## start Data section

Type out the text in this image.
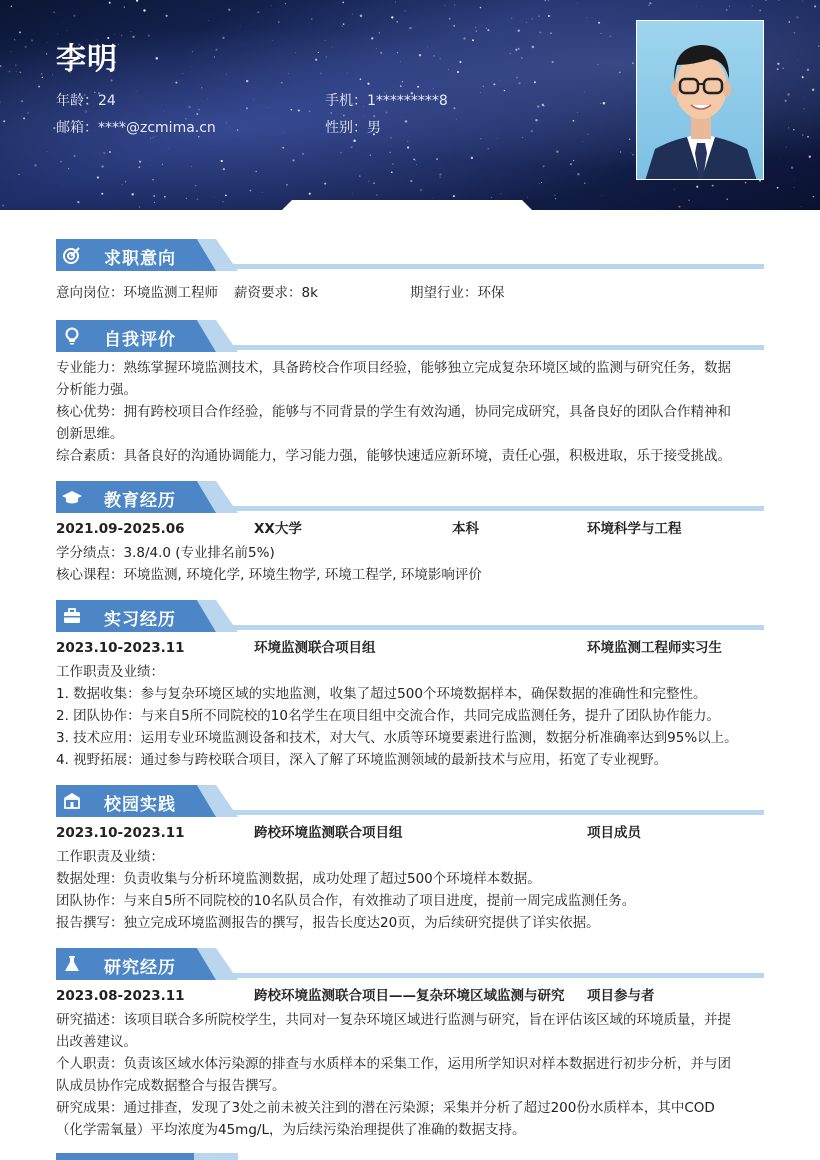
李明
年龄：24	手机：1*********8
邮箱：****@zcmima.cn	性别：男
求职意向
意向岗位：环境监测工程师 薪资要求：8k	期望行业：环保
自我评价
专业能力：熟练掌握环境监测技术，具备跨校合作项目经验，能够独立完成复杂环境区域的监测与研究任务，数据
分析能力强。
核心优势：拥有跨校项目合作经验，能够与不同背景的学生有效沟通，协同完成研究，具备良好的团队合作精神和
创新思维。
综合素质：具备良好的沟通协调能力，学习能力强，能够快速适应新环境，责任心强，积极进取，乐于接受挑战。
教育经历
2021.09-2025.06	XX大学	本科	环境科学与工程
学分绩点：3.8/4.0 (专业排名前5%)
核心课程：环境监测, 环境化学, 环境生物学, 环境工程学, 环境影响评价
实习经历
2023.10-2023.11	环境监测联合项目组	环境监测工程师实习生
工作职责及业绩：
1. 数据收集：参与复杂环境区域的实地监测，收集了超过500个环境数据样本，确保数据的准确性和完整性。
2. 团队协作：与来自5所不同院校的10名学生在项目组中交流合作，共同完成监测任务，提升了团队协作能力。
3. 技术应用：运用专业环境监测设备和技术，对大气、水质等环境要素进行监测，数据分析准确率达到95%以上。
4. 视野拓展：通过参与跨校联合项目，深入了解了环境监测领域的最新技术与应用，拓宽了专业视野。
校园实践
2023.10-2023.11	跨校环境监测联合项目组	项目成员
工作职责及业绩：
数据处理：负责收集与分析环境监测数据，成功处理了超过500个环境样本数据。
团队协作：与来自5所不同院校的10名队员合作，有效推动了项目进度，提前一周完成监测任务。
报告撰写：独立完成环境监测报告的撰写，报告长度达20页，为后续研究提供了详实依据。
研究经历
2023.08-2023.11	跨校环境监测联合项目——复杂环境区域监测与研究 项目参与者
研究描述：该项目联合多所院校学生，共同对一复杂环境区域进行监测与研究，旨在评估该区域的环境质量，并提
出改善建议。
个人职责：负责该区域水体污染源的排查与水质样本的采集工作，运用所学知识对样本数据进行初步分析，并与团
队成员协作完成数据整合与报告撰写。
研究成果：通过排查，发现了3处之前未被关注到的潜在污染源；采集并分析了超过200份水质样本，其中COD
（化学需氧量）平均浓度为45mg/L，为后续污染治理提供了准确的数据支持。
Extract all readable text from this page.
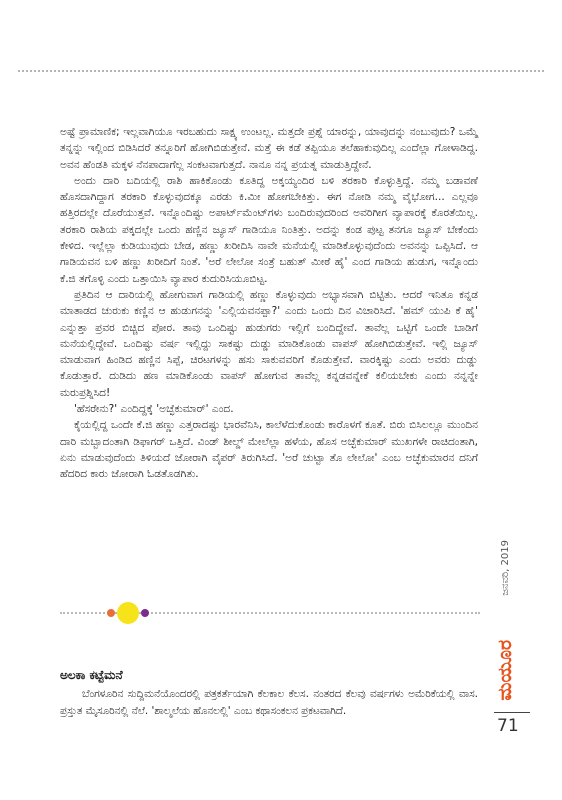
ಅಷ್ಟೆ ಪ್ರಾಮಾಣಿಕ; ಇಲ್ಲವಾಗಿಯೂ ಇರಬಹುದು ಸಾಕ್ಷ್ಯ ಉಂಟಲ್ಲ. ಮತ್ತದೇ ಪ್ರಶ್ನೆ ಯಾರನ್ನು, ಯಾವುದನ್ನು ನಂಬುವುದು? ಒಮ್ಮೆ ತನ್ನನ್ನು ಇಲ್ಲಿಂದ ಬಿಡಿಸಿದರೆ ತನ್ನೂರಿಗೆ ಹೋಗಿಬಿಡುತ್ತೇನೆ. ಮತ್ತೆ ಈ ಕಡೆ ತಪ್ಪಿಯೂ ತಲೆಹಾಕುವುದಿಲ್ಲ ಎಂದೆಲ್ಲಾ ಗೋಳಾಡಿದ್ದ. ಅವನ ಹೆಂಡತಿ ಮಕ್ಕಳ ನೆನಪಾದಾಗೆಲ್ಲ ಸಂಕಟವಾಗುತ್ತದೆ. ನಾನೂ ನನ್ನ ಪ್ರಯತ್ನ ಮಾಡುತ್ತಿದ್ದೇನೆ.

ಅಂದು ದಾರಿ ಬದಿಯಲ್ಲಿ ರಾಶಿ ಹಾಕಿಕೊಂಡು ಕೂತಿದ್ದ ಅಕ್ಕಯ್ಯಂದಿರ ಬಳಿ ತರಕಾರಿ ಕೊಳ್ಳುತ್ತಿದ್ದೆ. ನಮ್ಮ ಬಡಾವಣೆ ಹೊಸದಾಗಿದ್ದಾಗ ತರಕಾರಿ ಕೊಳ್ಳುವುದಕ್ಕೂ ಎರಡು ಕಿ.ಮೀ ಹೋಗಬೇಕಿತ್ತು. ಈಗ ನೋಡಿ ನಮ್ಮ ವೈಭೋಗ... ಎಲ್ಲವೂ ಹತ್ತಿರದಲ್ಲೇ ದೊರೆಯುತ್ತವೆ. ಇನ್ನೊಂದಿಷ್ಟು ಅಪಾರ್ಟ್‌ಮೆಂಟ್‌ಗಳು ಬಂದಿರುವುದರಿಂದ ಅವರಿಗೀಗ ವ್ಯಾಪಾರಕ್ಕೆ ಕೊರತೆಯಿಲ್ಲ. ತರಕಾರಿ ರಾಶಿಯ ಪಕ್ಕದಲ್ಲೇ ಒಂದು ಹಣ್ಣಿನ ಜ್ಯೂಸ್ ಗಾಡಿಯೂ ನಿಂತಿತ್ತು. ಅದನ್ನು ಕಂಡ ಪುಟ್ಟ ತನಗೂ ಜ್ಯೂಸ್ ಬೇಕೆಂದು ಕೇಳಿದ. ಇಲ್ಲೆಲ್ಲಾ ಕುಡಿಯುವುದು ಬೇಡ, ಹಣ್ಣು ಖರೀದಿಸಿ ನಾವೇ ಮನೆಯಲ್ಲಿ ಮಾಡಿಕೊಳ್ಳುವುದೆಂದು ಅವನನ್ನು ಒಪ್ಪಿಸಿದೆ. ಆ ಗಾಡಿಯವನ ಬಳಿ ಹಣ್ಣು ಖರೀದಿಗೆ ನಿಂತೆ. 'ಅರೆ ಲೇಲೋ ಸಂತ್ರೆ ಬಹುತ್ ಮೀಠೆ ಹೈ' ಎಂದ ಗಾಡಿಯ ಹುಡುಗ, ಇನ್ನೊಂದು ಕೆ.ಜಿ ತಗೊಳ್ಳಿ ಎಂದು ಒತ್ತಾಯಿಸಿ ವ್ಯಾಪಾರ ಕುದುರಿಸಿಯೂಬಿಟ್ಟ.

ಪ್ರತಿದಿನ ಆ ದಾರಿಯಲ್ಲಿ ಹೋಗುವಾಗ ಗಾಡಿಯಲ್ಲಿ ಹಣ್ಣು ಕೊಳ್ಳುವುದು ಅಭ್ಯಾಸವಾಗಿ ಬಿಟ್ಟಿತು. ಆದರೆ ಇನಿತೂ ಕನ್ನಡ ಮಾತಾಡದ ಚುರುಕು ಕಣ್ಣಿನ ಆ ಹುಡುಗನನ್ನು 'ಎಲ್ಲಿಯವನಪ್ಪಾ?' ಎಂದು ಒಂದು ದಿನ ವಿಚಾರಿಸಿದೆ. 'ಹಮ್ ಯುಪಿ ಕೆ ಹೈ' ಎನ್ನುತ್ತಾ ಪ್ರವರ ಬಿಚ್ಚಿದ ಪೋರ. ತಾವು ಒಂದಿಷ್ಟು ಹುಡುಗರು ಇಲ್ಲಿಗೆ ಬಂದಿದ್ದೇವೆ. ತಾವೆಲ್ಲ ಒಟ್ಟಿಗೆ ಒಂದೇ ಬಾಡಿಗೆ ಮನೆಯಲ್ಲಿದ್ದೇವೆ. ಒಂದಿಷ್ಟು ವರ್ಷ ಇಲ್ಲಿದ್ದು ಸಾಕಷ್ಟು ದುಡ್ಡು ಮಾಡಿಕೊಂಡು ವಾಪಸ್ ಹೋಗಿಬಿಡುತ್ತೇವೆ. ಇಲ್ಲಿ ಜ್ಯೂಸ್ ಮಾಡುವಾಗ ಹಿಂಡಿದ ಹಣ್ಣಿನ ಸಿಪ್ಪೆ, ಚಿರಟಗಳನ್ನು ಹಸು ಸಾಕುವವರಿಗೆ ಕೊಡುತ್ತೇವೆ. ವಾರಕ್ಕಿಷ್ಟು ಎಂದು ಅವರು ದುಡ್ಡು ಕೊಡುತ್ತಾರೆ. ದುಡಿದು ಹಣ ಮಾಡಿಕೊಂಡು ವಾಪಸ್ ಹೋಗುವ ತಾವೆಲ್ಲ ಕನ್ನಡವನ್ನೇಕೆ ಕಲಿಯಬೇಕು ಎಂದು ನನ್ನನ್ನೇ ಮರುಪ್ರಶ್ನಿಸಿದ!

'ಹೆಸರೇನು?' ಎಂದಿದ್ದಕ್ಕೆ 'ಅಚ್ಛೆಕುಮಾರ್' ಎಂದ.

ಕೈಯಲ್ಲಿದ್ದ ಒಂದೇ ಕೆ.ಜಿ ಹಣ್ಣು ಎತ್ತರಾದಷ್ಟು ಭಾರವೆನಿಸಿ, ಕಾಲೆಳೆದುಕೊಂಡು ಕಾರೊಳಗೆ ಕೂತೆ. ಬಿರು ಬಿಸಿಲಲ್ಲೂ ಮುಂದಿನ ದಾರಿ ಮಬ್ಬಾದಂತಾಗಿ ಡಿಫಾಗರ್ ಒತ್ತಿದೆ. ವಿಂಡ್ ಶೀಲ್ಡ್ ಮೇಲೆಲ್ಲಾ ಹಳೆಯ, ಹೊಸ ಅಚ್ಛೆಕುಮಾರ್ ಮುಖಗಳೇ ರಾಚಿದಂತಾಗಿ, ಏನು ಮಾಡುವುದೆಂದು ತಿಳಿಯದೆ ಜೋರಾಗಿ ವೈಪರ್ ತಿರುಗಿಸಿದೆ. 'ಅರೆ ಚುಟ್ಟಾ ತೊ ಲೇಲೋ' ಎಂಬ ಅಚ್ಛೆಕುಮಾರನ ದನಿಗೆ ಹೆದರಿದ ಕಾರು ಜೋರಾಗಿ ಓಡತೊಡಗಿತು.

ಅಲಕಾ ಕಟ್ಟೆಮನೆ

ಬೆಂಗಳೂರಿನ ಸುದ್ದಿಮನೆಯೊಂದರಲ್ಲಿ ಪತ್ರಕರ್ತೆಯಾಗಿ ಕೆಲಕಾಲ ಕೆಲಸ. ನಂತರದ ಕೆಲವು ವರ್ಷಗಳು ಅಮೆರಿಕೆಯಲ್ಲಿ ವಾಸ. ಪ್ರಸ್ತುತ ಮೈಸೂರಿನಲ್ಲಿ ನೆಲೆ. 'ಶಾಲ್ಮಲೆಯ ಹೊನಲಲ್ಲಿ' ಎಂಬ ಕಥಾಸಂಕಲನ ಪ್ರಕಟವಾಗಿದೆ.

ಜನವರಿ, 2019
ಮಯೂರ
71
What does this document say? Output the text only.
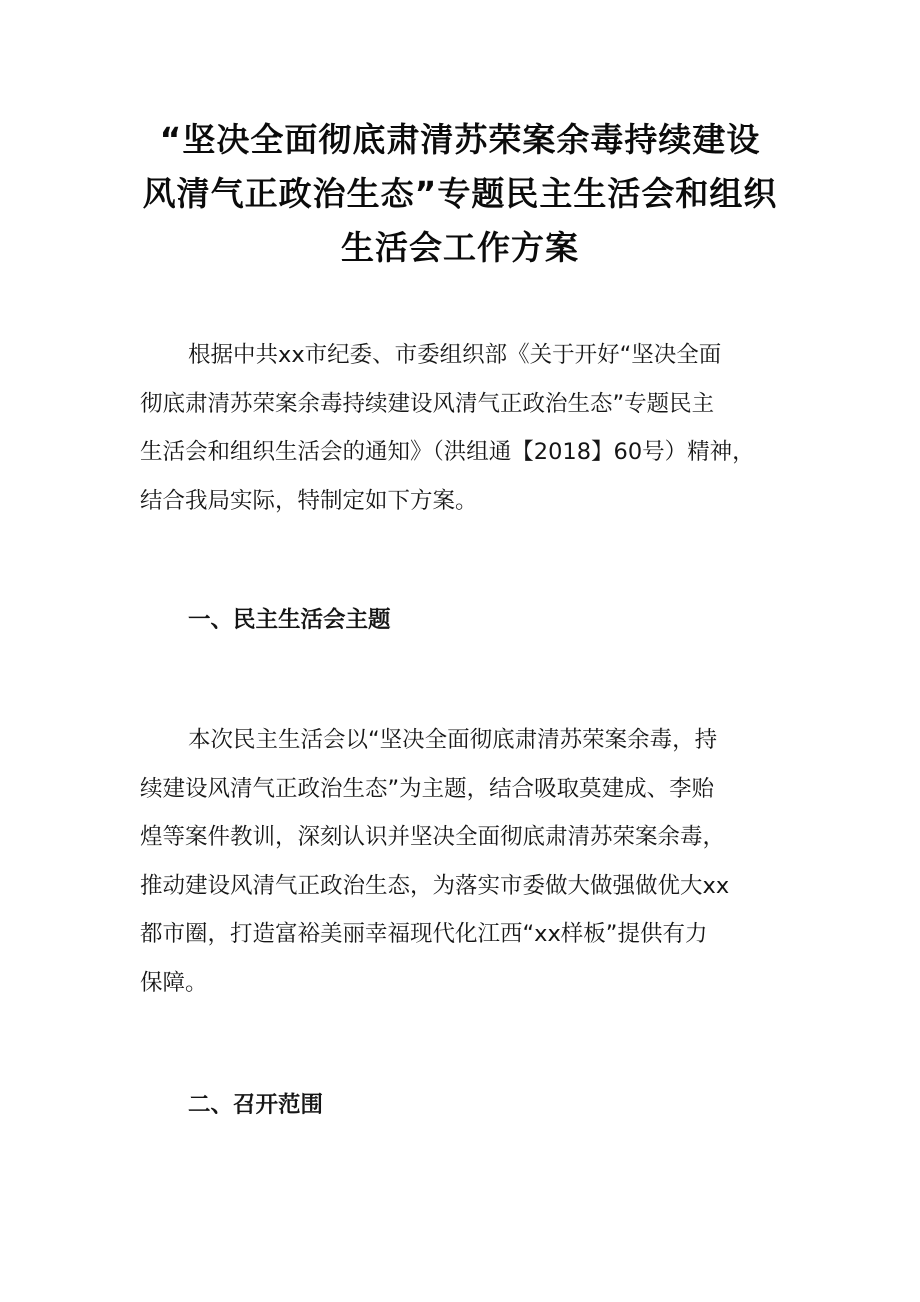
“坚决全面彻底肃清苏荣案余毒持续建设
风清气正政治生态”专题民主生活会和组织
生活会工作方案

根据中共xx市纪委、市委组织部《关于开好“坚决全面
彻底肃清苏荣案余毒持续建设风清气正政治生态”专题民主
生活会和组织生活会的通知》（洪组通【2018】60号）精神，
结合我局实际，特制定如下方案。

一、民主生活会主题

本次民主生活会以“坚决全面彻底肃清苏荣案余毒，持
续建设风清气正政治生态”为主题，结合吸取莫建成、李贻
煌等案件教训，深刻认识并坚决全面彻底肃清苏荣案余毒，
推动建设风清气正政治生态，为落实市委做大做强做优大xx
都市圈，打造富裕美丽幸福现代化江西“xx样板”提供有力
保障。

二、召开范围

## end Data section

> What to produce
Write out exactly the lines from the one containing "What does this" to the last line of the records above, both included, and leave out any pictures.

> Exercise answer
What does this document say? Output the text only.
“坚决全面彻底肃清苏荣案余毒持续建设
风清气正政治生态”专题民主生活会和组织
生活会工作方案

根据中共xx市纪委、市委组织部《关于开好“坚决全面
彻底肃清苏荣案余毒持续建设风清气正政治生态”专题民主
生活会和组织生活会的通知》（洪组通【2018】60号）精神，
结合我局实际，特制定如下方案。

一、民主生活会主题

本次民主生活会以“坚决全面彻底肃清苏荣案余毒，持
续建设风清气正政治生态”为主题，结合吸取莫建成、李贻
煌等案件教训，深刻认识并坚决全面彻底肃清苏荣案余毒，
推动建设风清气正政治生态，为落实市委做大做强做优大xx
都市圈，打造富裕美丽幸福现代化江西“xx样板”提供有力
保障。

二、召开范围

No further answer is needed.